**Exercise directions:** Read the data and repeat all of it exactly.

**Input data:**
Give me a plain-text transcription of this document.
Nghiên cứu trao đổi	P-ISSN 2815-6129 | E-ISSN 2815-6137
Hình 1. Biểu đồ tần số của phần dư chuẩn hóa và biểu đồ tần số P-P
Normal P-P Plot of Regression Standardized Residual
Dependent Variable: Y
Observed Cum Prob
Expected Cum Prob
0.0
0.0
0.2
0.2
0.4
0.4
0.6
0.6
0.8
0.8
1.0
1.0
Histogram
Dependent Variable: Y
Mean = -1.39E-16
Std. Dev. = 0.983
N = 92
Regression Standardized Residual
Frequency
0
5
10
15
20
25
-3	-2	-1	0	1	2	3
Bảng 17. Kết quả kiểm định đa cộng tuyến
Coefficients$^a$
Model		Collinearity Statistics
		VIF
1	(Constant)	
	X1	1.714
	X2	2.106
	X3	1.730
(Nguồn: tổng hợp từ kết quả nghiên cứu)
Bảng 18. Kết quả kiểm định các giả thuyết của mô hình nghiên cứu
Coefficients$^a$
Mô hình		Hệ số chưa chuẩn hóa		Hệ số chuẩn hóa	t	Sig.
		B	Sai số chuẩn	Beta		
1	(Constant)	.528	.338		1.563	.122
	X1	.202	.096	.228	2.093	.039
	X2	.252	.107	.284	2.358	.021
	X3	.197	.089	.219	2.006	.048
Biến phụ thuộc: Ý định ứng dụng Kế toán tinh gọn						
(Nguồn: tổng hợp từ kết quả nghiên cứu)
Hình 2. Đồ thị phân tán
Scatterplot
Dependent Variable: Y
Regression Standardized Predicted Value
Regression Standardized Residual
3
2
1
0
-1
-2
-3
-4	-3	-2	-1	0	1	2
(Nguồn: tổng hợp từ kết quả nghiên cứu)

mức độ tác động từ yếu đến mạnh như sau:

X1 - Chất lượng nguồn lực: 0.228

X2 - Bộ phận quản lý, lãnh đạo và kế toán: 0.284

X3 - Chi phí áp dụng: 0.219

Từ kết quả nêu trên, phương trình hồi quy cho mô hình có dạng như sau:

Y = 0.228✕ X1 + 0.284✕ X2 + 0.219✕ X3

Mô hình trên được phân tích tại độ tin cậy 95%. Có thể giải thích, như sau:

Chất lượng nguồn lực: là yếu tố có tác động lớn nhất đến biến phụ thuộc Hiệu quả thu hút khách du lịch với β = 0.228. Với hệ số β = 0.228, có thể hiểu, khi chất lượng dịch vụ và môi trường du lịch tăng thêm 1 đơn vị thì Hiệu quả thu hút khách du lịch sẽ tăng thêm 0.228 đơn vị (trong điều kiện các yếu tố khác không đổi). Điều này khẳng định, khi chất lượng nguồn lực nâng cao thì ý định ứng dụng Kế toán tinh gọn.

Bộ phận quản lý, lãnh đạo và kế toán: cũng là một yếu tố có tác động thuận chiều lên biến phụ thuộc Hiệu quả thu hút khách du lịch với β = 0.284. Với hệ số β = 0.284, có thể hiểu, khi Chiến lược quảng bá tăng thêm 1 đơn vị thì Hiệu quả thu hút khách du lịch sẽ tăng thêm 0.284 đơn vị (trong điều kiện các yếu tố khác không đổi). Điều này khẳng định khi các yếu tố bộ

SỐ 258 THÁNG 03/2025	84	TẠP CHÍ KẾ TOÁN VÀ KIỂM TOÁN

**Task result:**
Give me a plain-text transcription of this document.
Nghiên cứu trao đổi	P-ISSN 2815-6129 | E-ISSN 2815-6137
Hình 1. Biểu đồ tần số của phần dư chuẩn hóa và biểu đồ tần số P-P
Normal P-P Plot of Regression Standardized Residual
Dependent Variable: Y
Observed Cum Prob
Expected Cum Prob
0.0
0.0
0.2
0.2
0.4
0.4
0.6
0.6
0.8
0.8
1.0
1.0
Histogram
Dependent Variable: Y
Mean = -1.39E-16
Std. Dev. = 0.983
N = 92
Regression Standardized Residual
Frequency
0
5
10
15
20
25
-3	-2	-1	0	1	2	3
Bảng 17. Kết quả kiểm định đa cộng tuyến
Coefficients$^a$
Model		Collinearity Statistics
		VIF
1	(Constant)	
	X1	1.714
	X2	2.106
	X3	1.730
(Nguồn: tổng hợp từ kết quả nghiên cứu)
Bảng 18. Kết quả kiểm định các giả thuyết của mô hình nghiên cứu
Coefficients$^a$
Mô hình		Hệ số chưa chuẩn hóa		Hệ số chuẩn hóa	t	Sig.
		B	Sai số chuẩn	Beta		
1	(Constant)	.528	.338		1.563	.122
	X1	.202	.096	.228	2.093	.039
	X2	.252	.107	.284	2.358	.021
	X3	.197	.089	.219	2.006	.048
Biến phụ thuộc: Ý định ứng dụng Kế toán tinh gọn						
(Nguồn: tổng hợp từ kết quả nghiên cứu)
Hình 2. Đồ thị phân tán
Scatterplot
Dependent Variable: Y
Regression Standardized Predicted Value
Regression Standardized Residual
3
2
1
0
-1
-2
-3
-4	-3	-2	-1	0	1	2
(Nguồn: tổng hợp từ kết quả nghiên cứu)

mức độ tác động từ yếu đến mạnh như sau:

X1 - Chất lượng nguồn lực: 0.228

X2 - Bộ phận quản lý, lãnh đạo và kế toán: 0.284

X3 - Chi phí áp dụng: 0.219

Từ kết quả nêu trên, phương trình hồi quy cho mô hình có dạng như sau:

Y = 0.228✕ X1 + 0.284✕ X2 + 0.219✕ X3

Mô hình trên được phân tích tại độ tin cậy 95%. Có thể giải thích, như sau:

Chất lượng nguồn lực: là yếu tố có tác động lớn nhất đến biến phụ thuộc Hiệu quả thu hút khách du lịch với β = 0.228. Với hệ số β = 0.228, có thể hiểu, khi chất lượng dịch vụ và môi trường du lịch tăng thêm 1 đơn vị thì Hiệu quả thu hút khách du lịch sẽ tăng thêm 0.228 đơn vị (trong điều kiện các yếu tố khác không đổi). Điều này khẳng định, khi chất lượng nguồn lực nâng cao thì ý định ứng dụng Kế toán tinh gọn.

Bộ phận quản lý, lãnh đạo và kế toán: cũng là một yếu tố có tác động thuận chiều lên biến phụ thuộc Hiệu quả thu hút khách du lịch với β = 0.284. Với hệ số β = 0.284, có thể hiểu, khi Chiến lược quảng bá tăng thêm 1 đơn vị thì Hiệu quả thu hút khách du lịch sẽ tăng thêm 0.284 đơn vị (trong điều kiện các yếu tố khác không đổi). Điều này khẳng định khi các yếu tố bộ

SỐ 258 THÁNG 03/2025	84	TẠP CHÍ KẾ TOÁN VÀ KIỂM TOÁN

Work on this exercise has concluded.